--- BEGIN INPUT FOR THIS TASK ---
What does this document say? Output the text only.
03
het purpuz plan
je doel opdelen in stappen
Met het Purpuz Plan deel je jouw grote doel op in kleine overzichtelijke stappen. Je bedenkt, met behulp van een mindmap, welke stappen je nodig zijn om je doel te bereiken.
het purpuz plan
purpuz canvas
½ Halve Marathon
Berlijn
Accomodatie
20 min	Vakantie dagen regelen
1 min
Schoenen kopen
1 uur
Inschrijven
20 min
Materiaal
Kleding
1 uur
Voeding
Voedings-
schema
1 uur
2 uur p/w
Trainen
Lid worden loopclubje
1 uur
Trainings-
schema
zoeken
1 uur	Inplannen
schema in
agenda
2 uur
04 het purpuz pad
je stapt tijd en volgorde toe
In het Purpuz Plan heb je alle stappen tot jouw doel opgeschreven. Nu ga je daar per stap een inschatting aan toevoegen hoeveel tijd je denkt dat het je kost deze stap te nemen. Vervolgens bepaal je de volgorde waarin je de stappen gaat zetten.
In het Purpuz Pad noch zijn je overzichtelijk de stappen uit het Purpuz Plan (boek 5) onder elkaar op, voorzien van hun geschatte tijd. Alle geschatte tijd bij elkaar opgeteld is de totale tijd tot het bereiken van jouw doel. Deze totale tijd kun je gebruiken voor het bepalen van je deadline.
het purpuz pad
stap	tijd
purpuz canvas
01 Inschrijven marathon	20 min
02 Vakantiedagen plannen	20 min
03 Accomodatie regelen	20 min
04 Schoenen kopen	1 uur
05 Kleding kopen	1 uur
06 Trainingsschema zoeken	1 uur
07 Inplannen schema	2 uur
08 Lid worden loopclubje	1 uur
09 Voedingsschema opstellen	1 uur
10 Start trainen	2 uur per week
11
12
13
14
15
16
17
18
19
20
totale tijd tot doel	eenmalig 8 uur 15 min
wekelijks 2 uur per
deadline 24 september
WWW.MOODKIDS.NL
--- END INPUT FOR THIS TASK ---
WHAT IS REQUIRED: Keep only the lines that hold the string "worden", and copy them out.

REPLY TO THE EXERCISE:
Lid worden loopclubje
08 Lid worden loopclubje	1 uur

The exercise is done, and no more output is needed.